_WORK ITEM:_ Please say how many lines in the records below contain the word "Relative", giving only the number.

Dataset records
==*==
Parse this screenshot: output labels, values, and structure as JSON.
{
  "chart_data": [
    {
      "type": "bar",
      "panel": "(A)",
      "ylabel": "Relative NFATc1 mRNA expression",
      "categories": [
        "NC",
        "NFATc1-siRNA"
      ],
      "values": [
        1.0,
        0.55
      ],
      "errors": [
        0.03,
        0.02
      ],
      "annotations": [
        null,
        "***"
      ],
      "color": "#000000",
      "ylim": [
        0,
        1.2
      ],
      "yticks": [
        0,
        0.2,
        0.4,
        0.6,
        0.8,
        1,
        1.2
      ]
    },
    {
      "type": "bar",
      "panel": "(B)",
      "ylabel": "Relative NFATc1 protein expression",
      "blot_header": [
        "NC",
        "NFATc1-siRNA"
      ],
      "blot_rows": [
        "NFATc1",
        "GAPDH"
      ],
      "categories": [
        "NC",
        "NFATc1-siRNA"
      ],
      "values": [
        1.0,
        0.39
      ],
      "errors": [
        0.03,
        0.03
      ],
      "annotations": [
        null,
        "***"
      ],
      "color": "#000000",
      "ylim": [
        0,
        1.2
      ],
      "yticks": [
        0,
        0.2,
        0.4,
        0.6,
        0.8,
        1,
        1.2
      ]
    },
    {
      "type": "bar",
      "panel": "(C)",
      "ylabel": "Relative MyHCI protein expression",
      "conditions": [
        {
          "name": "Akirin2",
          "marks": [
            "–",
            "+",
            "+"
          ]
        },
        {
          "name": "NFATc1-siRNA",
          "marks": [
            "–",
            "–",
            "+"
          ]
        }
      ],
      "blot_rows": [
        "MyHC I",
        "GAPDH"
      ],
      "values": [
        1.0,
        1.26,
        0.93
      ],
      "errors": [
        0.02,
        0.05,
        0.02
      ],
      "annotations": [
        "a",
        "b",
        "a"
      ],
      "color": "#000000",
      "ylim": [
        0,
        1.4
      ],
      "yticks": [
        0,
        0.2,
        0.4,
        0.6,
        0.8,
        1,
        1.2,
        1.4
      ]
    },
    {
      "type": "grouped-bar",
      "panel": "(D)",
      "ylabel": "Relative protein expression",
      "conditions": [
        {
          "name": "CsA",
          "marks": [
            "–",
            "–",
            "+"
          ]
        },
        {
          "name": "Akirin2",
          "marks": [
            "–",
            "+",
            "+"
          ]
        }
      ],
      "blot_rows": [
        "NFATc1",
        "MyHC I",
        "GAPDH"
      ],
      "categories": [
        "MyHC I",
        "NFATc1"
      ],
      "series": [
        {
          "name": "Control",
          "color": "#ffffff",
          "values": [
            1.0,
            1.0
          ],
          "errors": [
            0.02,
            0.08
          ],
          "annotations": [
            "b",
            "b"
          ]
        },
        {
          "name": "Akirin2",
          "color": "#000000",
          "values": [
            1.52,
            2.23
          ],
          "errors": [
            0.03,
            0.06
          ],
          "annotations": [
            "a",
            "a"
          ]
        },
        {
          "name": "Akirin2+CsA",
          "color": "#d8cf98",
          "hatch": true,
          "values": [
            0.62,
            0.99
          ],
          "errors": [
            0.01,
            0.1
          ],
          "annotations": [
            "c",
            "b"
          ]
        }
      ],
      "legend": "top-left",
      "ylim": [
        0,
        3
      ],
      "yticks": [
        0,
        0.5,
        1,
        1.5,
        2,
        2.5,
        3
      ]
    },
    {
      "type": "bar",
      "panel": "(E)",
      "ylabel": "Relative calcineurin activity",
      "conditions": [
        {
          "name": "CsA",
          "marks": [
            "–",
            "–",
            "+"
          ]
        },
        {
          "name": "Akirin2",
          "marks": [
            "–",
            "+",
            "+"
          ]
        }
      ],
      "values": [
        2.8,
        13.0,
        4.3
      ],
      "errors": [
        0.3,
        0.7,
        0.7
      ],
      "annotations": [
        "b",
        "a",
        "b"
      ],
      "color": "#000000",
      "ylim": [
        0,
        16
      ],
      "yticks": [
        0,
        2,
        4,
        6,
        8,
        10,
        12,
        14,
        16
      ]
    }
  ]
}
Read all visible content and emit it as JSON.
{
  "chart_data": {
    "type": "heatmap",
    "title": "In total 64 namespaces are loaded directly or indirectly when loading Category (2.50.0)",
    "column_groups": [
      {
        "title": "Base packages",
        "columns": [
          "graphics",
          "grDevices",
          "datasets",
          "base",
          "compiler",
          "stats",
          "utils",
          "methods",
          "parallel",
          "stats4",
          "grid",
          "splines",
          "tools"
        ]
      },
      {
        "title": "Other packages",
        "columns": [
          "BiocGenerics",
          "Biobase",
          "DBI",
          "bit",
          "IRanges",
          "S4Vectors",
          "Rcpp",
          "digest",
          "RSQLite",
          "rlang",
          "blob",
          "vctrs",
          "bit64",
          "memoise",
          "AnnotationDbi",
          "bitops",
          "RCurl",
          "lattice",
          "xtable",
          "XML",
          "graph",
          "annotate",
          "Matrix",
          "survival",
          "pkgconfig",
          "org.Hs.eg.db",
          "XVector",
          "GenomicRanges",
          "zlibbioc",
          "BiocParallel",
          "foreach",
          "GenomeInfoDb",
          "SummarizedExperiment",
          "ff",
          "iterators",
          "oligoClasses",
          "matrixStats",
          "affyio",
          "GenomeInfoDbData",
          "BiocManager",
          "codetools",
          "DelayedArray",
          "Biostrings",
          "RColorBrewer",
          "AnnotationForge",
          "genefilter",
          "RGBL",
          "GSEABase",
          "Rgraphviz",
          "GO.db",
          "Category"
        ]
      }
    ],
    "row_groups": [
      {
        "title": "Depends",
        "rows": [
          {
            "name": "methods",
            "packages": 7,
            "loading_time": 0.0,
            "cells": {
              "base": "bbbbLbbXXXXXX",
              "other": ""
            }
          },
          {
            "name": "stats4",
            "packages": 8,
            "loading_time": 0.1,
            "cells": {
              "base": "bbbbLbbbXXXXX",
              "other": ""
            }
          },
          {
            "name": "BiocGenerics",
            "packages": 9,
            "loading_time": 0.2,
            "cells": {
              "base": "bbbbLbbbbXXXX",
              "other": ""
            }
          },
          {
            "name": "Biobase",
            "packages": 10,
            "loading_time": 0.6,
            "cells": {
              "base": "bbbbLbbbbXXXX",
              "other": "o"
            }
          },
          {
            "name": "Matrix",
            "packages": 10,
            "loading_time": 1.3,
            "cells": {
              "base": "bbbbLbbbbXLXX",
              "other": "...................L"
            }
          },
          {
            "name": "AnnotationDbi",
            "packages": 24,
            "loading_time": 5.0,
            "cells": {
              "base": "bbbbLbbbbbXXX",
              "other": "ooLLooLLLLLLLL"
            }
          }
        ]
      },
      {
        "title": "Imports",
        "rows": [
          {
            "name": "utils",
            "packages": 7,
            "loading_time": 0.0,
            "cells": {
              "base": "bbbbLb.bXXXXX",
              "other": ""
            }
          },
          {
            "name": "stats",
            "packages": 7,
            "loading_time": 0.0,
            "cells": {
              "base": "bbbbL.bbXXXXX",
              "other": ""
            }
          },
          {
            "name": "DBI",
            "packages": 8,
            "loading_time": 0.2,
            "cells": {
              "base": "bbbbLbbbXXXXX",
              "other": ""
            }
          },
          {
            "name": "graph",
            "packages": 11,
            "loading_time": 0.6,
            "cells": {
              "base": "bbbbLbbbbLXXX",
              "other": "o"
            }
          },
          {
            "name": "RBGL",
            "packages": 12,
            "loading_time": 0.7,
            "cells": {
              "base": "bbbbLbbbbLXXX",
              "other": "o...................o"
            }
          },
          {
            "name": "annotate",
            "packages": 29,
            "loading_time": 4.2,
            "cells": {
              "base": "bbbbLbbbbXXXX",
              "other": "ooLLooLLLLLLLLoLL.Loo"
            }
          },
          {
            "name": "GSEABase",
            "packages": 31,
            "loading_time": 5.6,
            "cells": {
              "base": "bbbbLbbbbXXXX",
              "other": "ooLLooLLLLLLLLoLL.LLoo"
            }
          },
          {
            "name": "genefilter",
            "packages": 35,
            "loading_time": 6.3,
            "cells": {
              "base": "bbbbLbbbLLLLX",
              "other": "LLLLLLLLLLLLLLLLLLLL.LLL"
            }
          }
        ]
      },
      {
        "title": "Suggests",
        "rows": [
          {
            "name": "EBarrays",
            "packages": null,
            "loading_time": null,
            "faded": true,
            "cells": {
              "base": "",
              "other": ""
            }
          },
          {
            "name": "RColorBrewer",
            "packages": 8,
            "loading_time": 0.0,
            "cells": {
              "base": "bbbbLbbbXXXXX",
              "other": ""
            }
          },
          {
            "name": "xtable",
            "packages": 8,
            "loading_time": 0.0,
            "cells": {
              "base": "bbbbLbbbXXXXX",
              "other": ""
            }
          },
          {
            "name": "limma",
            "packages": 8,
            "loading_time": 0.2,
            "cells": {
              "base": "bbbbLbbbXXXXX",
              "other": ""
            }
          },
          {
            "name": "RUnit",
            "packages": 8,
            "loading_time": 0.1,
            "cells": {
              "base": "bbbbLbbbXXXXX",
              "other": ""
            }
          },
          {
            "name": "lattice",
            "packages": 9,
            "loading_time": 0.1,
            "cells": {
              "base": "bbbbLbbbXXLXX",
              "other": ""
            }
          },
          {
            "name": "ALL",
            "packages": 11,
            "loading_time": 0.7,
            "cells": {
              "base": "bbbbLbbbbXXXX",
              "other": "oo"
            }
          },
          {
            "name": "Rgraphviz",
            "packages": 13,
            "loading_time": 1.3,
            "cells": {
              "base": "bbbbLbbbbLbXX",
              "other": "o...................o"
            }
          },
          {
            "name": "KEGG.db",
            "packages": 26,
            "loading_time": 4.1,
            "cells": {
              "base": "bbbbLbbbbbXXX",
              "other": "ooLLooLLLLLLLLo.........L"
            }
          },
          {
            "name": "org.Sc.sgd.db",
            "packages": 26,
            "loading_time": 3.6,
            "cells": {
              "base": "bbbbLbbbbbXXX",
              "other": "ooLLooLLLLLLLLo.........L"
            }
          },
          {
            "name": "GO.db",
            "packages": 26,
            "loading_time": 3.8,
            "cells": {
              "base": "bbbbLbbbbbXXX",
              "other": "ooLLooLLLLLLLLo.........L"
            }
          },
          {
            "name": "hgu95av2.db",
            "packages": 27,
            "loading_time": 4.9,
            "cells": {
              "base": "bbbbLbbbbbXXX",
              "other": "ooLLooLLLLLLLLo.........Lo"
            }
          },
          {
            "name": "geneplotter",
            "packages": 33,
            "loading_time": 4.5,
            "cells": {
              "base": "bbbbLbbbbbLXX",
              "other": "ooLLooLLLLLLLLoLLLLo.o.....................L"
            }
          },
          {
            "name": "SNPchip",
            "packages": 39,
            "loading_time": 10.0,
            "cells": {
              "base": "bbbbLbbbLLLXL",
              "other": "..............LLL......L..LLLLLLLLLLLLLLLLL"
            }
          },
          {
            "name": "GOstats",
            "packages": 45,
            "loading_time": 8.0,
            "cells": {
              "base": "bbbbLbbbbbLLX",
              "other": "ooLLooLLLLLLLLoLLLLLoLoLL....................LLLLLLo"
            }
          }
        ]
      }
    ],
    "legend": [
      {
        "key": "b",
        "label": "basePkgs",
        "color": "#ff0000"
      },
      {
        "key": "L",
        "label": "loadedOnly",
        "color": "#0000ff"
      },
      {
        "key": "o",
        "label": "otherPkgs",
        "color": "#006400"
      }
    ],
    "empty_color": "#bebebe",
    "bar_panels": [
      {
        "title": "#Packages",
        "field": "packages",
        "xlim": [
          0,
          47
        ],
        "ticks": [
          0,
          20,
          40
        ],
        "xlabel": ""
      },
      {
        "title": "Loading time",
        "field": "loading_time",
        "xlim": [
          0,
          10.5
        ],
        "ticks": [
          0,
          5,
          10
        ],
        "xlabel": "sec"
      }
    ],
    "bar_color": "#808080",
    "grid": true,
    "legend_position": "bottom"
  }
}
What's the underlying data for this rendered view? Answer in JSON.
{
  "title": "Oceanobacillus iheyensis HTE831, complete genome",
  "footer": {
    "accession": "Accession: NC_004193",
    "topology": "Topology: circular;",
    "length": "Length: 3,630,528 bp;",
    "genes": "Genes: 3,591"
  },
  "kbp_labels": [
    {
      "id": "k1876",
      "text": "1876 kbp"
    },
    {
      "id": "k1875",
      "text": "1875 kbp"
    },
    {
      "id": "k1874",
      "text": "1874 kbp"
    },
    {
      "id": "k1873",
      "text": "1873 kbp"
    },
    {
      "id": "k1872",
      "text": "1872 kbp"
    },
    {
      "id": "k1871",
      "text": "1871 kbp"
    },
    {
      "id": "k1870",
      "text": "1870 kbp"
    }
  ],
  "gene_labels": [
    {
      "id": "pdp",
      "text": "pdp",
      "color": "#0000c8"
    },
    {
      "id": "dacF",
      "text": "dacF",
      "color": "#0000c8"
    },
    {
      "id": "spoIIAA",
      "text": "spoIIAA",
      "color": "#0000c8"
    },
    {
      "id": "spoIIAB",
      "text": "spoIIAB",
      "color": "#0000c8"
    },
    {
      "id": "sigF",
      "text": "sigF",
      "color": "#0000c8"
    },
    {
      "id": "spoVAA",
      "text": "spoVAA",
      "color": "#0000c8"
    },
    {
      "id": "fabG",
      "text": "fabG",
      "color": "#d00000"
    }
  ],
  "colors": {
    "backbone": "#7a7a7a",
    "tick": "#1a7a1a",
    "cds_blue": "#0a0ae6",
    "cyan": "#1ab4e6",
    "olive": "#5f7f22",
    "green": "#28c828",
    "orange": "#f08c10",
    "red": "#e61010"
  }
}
==*==
_TASK OUTPUT:_ 5